Work to do >> Count each line below that has "document" anywhere in it. Answer with the total alone.

Data shown >>

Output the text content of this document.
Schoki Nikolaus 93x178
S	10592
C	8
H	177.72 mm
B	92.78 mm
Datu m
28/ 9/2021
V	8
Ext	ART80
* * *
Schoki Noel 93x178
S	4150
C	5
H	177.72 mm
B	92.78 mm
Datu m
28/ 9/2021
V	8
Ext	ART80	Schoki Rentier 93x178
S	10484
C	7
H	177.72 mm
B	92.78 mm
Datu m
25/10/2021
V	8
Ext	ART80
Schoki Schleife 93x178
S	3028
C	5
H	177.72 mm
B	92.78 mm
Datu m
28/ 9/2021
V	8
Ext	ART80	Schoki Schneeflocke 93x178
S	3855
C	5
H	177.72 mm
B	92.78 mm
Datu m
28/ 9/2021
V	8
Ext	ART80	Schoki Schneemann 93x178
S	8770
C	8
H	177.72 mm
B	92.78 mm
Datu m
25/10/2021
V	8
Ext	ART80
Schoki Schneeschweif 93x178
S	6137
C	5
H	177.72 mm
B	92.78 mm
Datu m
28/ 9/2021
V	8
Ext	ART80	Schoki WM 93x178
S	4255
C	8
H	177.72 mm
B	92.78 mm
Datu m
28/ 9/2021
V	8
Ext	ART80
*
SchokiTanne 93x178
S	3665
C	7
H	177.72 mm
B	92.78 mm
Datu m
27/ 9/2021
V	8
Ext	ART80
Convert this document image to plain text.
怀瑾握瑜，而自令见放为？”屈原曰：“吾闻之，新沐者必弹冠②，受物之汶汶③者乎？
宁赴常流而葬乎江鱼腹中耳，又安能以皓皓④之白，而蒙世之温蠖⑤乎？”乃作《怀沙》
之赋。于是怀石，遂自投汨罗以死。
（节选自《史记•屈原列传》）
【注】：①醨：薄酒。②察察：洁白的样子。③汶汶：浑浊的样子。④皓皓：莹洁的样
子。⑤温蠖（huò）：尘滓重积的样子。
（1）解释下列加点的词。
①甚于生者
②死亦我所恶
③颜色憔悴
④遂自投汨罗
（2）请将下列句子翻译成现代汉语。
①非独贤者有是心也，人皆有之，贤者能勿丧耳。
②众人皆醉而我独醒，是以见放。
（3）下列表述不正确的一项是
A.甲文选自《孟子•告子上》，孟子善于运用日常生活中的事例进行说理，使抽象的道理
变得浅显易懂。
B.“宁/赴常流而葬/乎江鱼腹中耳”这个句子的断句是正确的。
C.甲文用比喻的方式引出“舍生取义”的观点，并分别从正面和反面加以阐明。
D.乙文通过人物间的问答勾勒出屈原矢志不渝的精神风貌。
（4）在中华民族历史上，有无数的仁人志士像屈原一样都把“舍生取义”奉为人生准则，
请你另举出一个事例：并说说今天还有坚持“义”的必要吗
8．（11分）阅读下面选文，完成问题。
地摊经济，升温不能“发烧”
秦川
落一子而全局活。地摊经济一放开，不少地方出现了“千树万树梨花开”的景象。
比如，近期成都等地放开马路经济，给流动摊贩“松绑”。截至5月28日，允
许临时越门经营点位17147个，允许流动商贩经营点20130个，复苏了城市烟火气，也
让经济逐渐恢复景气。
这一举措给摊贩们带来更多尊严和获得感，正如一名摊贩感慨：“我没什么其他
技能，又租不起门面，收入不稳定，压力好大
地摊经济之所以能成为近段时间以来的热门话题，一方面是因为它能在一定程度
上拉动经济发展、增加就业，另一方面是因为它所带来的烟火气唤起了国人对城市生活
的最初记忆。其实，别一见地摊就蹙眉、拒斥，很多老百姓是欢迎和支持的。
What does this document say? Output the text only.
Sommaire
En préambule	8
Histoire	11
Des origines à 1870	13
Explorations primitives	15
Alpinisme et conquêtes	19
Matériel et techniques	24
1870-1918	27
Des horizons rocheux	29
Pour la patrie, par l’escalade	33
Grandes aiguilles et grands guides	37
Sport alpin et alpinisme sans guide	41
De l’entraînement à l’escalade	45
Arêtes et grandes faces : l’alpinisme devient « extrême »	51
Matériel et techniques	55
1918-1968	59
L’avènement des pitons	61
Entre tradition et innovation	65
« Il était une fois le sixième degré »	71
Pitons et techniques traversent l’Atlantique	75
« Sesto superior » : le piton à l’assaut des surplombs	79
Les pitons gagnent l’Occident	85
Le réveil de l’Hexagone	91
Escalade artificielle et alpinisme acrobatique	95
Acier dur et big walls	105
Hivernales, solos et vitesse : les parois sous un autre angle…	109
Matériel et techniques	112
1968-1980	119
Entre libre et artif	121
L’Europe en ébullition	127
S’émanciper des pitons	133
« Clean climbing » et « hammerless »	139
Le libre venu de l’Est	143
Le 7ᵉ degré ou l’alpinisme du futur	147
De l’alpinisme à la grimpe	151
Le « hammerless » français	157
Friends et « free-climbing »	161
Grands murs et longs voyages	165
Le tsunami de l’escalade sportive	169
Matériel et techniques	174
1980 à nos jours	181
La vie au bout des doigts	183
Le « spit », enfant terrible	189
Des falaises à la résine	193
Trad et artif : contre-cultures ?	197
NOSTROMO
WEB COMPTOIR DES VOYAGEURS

Final result >> 3